- [JOB]
Write every line of the rows below as a JSON list of strings, one string per line, skipping blank lines and leaving out the pictures.

Region and label listings:
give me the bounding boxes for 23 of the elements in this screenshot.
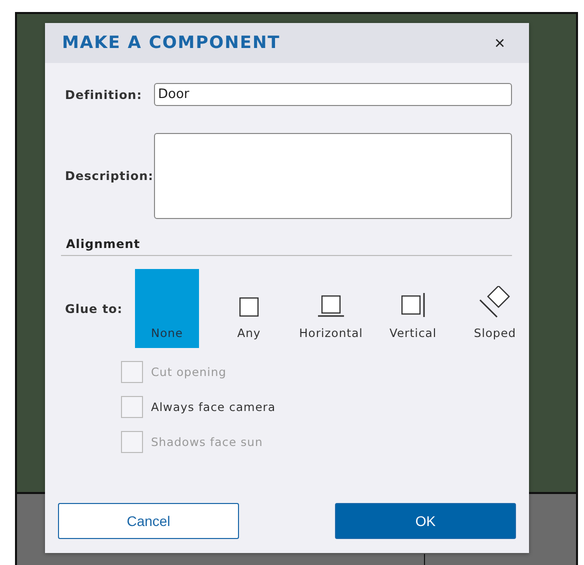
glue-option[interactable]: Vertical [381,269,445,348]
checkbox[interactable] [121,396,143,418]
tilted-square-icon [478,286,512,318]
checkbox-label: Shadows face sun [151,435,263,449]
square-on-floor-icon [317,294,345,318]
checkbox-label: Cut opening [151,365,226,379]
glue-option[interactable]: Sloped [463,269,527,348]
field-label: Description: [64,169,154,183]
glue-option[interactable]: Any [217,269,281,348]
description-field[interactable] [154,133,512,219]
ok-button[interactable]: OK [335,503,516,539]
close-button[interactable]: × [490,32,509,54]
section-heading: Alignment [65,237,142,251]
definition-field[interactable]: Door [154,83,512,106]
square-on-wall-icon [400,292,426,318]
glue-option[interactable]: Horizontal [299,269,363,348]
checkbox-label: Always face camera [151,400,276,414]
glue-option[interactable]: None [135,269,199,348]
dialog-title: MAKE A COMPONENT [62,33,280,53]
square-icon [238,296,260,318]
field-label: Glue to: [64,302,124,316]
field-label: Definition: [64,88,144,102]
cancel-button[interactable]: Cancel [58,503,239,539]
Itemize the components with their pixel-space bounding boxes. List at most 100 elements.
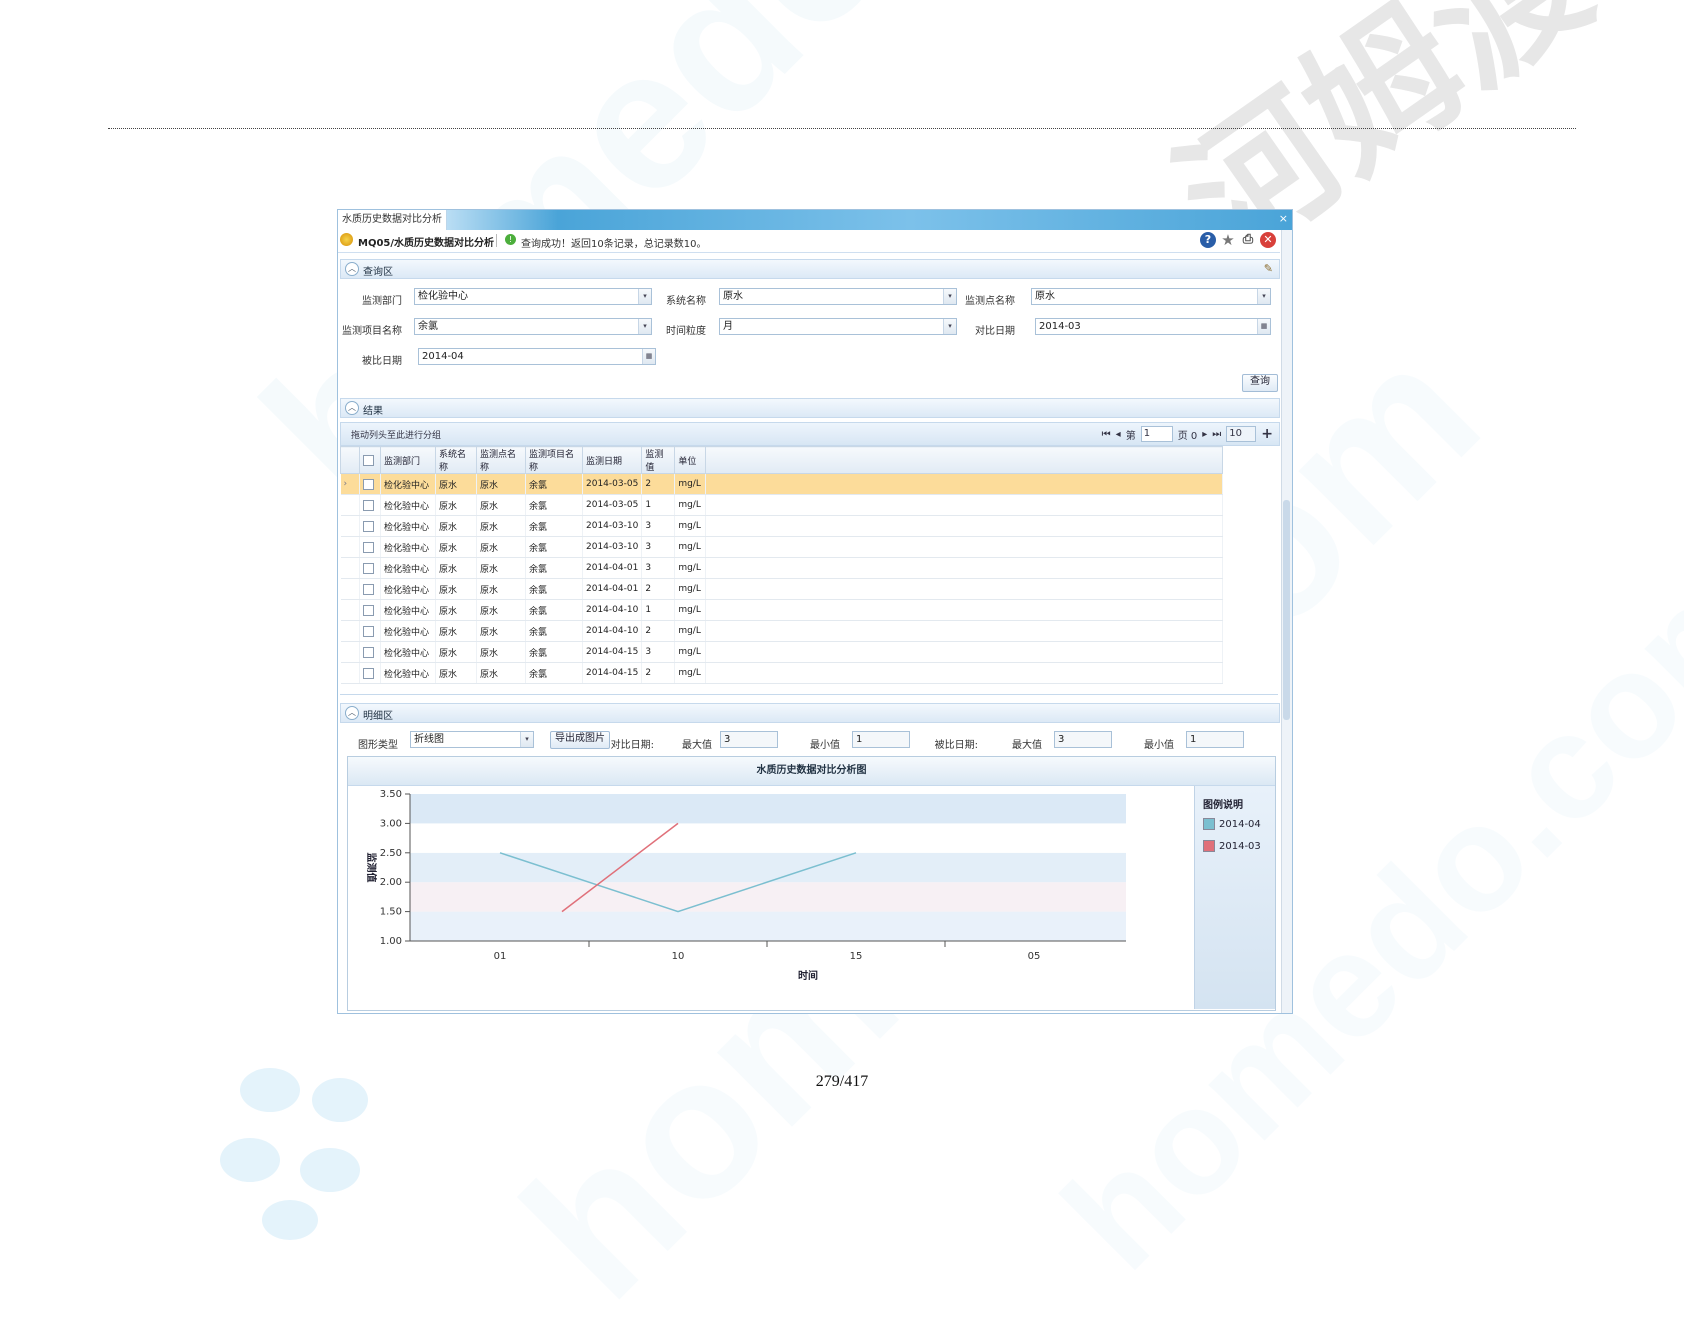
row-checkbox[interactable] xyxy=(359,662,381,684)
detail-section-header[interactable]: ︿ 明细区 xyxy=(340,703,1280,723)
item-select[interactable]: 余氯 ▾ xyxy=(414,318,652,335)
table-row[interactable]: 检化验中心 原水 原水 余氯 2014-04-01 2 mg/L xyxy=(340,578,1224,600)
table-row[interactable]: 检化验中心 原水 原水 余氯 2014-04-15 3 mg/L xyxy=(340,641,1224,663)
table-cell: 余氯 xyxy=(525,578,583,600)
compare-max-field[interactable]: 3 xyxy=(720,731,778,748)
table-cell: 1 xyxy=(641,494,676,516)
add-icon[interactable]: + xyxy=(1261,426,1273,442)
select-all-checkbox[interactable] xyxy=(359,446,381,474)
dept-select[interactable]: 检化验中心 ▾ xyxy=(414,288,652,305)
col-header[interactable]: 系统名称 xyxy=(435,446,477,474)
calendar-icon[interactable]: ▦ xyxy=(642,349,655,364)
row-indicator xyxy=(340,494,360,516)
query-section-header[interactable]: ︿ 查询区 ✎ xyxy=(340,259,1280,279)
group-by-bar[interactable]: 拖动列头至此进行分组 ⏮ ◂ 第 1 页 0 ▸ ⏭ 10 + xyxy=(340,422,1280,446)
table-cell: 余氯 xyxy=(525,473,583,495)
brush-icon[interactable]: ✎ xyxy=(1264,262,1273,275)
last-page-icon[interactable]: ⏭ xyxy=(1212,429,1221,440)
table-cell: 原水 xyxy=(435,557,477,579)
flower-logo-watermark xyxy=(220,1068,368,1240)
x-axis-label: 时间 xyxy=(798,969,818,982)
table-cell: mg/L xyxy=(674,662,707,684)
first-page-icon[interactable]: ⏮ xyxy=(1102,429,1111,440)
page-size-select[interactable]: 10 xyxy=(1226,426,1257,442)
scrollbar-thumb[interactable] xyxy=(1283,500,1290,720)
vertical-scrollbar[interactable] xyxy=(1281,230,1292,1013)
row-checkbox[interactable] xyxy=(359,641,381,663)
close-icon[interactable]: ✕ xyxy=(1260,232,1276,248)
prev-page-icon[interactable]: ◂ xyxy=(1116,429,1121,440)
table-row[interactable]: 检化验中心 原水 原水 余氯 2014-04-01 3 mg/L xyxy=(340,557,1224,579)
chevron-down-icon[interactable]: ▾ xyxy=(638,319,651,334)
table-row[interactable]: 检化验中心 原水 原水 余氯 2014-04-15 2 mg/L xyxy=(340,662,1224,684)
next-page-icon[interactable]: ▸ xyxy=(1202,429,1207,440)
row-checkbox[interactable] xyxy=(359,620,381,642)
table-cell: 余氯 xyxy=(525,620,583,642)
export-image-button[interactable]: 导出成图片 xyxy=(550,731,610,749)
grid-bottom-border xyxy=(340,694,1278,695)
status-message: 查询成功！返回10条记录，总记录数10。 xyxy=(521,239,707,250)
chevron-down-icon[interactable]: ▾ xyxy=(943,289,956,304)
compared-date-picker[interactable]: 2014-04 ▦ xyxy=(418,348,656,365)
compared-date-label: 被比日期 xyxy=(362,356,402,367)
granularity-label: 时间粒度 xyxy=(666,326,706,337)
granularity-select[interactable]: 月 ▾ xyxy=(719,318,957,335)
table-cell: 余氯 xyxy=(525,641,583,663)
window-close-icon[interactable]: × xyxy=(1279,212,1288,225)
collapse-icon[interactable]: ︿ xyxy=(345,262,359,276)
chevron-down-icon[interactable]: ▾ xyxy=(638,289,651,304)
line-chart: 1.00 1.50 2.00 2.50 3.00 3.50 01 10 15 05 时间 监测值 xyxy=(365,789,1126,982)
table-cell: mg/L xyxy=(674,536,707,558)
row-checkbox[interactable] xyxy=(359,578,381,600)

- [RESPONSE]
[
  "give me the bounding boxes for 23 of the elements in this screenshot.",
  "glue-option[interactable]: Vertical [381,269,445,348]",
  "checkbox[interactable] [121,396,143,418]",
  "tilted-square-icon [478,286,512,318]",
  "checkbox-label: Shadows face sun [151,435,263,449]",
  "square-on-floor-icon [317,294,345,318]",
  "checkbox-label: Cut opening [151,365,226,379]",
  "glue-option[interactable]: Sloped [463,269,527,348]",
  "field-label: Description: [64,169,154,183]",
  "glue-option[interactable]: Any [217,269,281,348]",
  "description-field[interactable] [154,133,512,219]",
  "ok-button[interactable]: OK [335,503,516,539]",
  "close-button[interactable]: × [490,32,509,54]",
  "section-heading: Alignment [65,237,142,251]",
  "definition-field[interactable]: Door [154,83,512,106]",
  "square-on-wall-icon [400,292,426,318]",
  "glue-option[interactable]: Horizontal [299,269,363,348]",
  "checkbox-label: Always face camera [151,400,276,414]",
  "glue-option[interactable]: None [135,269,199,348]",
  "dialog-title: MAKE A COMPONENT [62,33,280,53]",
  "square-icon [238,296,260,318]",
  "field-label: Glue to: [64,302,124,316]",
  "field-label: Definition: [64,88,144,102]",
  "cancel-button[interactable]: Cancel [58,503,239,539]",
  "Itemize the components with their pixel-space bounding boxes. List at most 100 elements.",
  "row-checkbox[interactable] xyxy=(359,662,381,684)",
  "detail-section-header[interactable]: ︿ 明细区 xyxy=(340,703,1280,723)",
  "item-select[interactable]: 余氯 ▾ xyxy=(414,318,652,335)",
  "table-row[interactable]: 检化验中心 原水 原水 余氯 2014-04-01 2 mg/L xyxy=(340,578,1224,600)",
  "table-row[interactable]: 检化验中心 原水 原水 余氯 2014-04-15 3 mg/L xyxy=(340,641,1224,663)",
  "table-cell: 余氯 xyxy=(525,578,583,600)",
  "compare-max-field[interactable]: 3 xyxy=(720,731,778,748)",
  "table-cell: 1 xyxy=(641,494,676,516)",
  "add-icon[interactable]: + xyxy=(1261,426,1273,442)",
  "select-all-checkbox[interactable] xyxy=(359,446,381,474)",
  "dept-select[interactable]: 检化验中心 ▾ xyxy=(414,288,652,305)",
  "col-header[interactable]: 系统名称 xyxy=(435,446,477,474)",
  "calendar-icon[interactable]: ▦ xyxy=(642,349,655,364)",
  "row-indicator xyxy=(340,494,360,516)",
  "query-section-header[interactable]: ︿ 查询区 ✎ xyxy=(340,259,1280,279)",
  "group-by-bar[interactable]: 拖动列头至此进行分组 ⏮ ◂ 第 1 页 0 ▸ ⏭ 10 + xyxy=(340,422,1280,446)",
  "table-cell: 余氯 xyxy=(525,473,583,495)",
  "brush-icon[interactable]: ✎ xyxy=(1264,262,1273,275)",
  "last-page-icon[interactable]: ⏭ xyxy=(1212,429,1221,440)",
  "table-cell: 原水 xyxy=(435,557,477,579)",
  "flower-logo-watermark xyxy=(220,1068,368,1240)",
  "x-axis-label: 时间 xyxy=(798,969,818,982)",
  "table-cell: mg/L xyxy=(674,662,707,684)",
  "first-page-icon[interactable]: ⏮ xyxy=(1102,429,1111,440)",
  "page-size-select[interactable]: 10 xyxy=(1226,426,1257,442)",
  "scrollbar-thumb[interactable] xyxy=(1283,500,1290,720)",
  "vertical-scrollbar[interactable] xyxy=(1281,230,1292,1013)",
  "row-checkbox[interactable] xyxy=(359,641,381,663)",
  "close-icon[interactable]: ✕ xyxy=(1260,232,1276,248)",
  "prev-page-icon[interactable]: ◂ xyxy=(1116,429,1121,440)",
  "table-row[interactable]: 检化验中心 原水 原水 余氯 2014-04-01 3 mg/L xyxy=(340,557,1224,579)",
  "chevron-down-icon[interactable]: ▾ xyxy=(638,319,651,334)",
  "table-row[interactable]: 检化验中心 原水 原水 余氯 2014-04-15 2 mg/L xyxy=(340,662,1224,684)",
  "next-page-icon[interactable]: ▸ xyxy=(1202,429,1207,440)",
  "row-checkbox[interactable] xyxy=(359,620,381,642)",
  "table-cell: 余氯 xyxy=(525,620,583,642)",
  "export-image-button[interactable]: 导出成图片 xyxy=(550,731,610,749)",
  "grid-bottom-border xyxy=(340,694,1278,695)",
  "status-message: 查询成功！返回10条记录，总记录数10。 xyxy=(521,239,707,250)",
  "chevron-down-icon[interactable]: ▾ xyxy=(943,289,956,304)",
  "compared-date-picker[interactable]: 2014-04 ▦ xyxy=(418,348,656,365)",
  "compared-date-label: 被比日期 xyxy=(362,356,402,367)",
  "granularity-label: 时间粒度 xyxy=(666,326,706,337)",
  "granularity-select[interactable]: 月 ▾ xyxy=(719,318,957,335)",
  "table-cell: 余氯 xyxy=(525,641,583,663)",
  "window-close-icon[interactable]: × xyxy=(1279,212,1288,225)",
  "collapse-icon[interactable]: ︿ xyxy=(345,262,359,276)",
  "chevron-down-icon[interactable]: ▾ xyxy=(638,289,651,304)",
  "line-chart: 1.00 1.50 2.00 2.50 3.00 3.50 01 10 15 05 时间 监测值 xyxy=(365,789,1126,982)",
  "table-cell: mg/L xyxy=(674,536,707,558)",
  "row-checkbox[interactable] xyxy=(359,578,381,600)"
]